EXERCISE REQUIREMENTS: Look below. Copy each line that has "Ewans" in it.

SOURCE MATERIAL:
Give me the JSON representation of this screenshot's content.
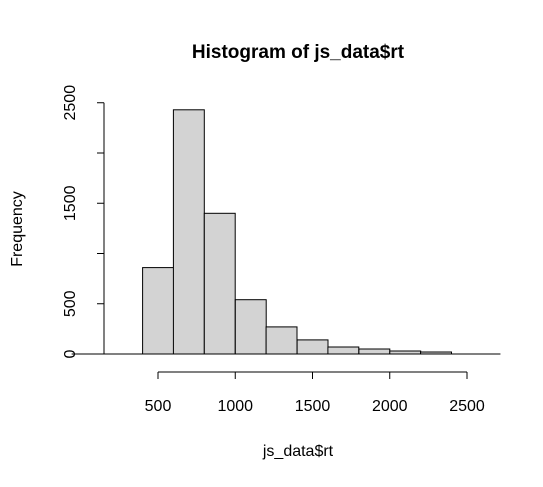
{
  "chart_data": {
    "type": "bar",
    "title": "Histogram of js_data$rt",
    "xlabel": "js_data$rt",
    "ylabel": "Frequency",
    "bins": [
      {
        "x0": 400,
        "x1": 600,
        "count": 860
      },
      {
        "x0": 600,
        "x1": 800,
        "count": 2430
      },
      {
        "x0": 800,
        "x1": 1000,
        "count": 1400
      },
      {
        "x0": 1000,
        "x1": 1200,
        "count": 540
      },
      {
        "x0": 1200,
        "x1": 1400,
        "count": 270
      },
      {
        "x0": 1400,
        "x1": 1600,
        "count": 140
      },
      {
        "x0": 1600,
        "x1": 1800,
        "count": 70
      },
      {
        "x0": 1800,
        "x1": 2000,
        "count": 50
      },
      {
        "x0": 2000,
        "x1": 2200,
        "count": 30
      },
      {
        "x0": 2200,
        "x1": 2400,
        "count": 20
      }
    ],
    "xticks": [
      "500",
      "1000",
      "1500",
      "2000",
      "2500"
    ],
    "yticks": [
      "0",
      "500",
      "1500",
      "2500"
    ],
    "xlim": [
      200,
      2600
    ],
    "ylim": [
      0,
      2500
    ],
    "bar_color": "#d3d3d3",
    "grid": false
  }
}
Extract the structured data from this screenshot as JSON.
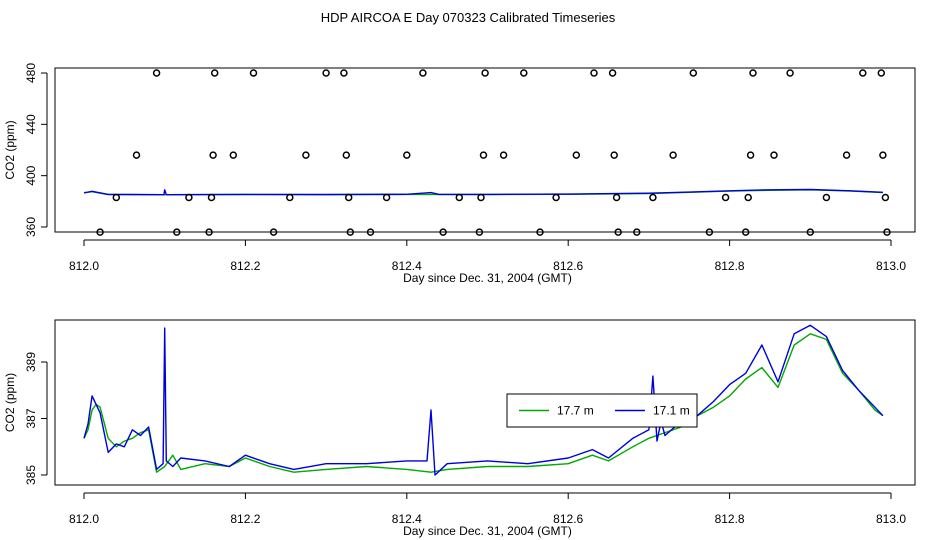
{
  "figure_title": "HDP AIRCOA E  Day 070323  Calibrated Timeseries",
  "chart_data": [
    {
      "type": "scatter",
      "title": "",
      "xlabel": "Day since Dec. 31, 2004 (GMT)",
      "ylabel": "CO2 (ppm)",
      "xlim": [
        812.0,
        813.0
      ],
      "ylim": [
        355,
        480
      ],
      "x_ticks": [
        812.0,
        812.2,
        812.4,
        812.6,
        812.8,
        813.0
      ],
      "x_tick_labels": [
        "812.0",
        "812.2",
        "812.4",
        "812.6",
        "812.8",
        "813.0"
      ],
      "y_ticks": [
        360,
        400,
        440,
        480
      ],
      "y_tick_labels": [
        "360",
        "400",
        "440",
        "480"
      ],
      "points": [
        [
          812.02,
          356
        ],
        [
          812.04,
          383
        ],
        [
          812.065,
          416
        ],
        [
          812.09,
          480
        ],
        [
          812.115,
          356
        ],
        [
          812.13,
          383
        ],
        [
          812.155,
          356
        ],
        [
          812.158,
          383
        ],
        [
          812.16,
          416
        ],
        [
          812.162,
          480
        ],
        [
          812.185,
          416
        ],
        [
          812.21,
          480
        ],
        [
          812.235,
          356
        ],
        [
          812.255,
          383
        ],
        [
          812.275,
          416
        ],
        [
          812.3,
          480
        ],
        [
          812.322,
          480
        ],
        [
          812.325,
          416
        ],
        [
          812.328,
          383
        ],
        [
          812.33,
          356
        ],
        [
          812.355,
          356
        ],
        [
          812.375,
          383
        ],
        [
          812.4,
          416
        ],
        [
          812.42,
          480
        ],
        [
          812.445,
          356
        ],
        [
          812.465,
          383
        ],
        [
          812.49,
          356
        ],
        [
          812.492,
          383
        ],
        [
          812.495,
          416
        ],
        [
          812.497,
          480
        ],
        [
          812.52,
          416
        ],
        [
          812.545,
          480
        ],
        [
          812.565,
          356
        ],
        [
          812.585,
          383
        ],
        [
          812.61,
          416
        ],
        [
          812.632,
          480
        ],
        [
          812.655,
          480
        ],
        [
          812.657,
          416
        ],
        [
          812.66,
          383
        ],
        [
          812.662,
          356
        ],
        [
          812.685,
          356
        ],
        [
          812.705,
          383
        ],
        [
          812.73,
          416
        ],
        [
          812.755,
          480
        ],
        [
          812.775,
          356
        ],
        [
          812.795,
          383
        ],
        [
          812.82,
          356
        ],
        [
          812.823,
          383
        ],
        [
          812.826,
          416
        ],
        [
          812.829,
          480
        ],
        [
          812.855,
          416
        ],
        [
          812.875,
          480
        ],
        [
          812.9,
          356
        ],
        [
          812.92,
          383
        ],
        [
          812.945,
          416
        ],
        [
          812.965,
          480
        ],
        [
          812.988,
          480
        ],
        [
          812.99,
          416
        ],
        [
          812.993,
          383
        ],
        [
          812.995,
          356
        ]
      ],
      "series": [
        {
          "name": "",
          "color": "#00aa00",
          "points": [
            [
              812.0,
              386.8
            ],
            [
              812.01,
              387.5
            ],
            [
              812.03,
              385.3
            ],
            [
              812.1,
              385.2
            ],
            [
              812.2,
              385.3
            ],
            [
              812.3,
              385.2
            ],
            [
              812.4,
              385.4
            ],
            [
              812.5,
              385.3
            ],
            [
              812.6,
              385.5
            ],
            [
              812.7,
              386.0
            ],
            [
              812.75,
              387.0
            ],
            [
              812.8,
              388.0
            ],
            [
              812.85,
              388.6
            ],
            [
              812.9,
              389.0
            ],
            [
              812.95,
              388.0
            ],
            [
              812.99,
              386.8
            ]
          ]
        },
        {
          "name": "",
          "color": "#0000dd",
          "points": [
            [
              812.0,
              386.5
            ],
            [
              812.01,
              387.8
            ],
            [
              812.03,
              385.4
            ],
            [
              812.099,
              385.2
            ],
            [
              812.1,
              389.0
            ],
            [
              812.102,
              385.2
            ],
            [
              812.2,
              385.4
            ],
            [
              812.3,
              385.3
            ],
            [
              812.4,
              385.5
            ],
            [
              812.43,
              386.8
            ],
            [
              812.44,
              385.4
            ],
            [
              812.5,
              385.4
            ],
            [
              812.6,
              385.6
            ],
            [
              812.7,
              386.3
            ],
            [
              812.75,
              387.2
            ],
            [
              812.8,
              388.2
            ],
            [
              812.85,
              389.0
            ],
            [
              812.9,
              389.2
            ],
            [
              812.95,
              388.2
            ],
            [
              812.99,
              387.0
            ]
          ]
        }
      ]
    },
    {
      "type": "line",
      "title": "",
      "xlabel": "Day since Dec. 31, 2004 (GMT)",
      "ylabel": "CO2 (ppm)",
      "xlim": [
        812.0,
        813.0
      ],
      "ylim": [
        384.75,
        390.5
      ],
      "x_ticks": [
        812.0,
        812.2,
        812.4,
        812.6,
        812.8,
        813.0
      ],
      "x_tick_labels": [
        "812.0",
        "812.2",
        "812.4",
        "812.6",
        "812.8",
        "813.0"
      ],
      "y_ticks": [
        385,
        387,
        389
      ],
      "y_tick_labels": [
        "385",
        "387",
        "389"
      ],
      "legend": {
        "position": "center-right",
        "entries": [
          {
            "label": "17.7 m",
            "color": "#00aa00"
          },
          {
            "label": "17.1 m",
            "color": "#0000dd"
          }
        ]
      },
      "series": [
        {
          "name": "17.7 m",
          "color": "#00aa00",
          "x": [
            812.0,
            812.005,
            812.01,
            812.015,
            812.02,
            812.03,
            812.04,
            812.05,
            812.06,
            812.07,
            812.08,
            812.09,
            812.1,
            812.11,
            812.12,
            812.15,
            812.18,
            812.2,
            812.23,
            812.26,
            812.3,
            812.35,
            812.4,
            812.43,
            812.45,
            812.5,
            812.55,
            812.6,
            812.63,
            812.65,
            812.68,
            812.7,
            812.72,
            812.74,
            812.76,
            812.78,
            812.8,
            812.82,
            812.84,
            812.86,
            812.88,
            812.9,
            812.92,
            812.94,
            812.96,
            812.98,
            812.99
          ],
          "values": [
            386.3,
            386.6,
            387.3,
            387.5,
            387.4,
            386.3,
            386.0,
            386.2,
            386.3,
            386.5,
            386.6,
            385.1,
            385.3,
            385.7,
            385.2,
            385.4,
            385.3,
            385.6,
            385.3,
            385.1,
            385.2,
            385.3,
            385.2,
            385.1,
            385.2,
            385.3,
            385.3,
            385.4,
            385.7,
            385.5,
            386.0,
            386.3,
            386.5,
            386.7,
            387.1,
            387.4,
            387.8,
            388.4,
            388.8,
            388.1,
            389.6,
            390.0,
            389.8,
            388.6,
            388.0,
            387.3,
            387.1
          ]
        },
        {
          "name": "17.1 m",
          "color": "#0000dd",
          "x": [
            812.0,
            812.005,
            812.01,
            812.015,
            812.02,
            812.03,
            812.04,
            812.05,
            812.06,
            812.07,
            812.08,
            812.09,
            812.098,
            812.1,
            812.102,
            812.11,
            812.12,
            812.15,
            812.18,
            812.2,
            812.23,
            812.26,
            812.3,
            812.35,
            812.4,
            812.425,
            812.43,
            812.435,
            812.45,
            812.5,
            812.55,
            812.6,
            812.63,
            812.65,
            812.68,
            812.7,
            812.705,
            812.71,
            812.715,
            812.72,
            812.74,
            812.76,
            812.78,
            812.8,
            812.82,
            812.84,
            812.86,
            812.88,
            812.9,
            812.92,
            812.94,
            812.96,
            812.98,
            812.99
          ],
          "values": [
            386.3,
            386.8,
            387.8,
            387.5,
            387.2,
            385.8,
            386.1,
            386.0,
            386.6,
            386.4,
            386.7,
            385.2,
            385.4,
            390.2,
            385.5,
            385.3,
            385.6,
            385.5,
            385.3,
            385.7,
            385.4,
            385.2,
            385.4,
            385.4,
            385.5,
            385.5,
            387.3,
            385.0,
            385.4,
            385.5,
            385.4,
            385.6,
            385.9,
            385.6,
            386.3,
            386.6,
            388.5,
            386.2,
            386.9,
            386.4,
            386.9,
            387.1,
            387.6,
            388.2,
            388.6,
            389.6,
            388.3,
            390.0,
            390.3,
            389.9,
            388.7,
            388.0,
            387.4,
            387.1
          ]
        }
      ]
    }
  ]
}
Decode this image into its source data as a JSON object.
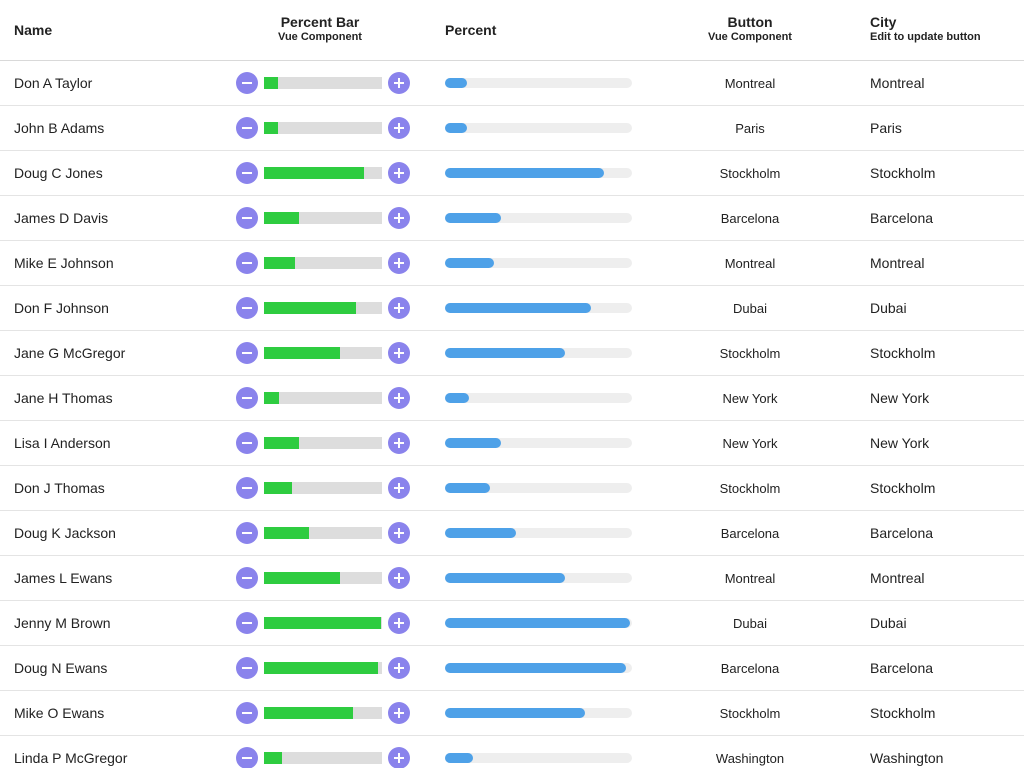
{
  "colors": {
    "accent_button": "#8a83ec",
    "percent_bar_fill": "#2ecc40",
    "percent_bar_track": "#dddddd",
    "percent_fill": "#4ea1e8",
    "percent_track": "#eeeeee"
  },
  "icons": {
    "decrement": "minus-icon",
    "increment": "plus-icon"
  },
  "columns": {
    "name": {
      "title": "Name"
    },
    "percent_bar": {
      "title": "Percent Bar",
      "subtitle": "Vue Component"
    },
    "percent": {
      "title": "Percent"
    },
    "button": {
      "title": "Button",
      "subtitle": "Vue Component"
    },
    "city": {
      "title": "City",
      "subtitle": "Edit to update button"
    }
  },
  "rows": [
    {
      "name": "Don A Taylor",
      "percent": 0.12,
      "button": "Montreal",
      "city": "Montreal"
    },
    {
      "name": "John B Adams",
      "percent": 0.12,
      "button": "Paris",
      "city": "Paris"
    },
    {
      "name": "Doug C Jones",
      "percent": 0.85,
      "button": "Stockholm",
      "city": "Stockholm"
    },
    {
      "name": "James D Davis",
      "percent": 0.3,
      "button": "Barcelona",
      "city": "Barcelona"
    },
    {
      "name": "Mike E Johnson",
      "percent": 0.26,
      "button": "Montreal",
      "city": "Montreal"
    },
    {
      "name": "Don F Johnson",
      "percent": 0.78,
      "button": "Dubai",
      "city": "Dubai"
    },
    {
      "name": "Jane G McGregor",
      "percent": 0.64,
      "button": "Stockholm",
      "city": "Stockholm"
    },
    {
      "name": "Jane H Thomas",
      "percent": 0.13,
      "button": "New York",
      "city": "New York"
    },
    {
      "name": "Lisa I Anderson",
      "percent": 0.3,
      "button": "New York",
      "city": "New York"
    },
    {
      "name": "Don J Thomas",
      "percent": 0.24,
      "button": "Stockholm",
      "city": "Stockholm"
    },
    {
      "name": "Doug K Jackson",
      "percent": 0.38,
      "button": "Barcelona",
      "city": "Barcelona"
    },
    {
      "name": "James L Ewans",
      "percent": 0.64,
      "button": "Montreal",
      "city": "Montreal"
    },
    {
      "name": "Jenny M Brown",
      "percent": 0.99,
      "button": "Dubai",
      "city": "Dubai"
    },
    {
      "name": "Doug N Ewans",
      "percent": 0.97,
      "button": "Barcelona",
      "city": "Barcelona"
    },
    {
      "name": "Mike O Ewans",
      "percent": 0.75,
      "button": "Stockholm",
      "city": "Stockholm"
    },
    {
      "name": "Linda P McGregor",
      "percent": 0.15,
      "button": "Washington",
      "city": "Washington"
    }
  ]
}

ANSWER TO THIS PROBLEM:
      "name": "James L Ewans",
      "name": "Doug N Ewans",
      "name": "Mike O Ewans",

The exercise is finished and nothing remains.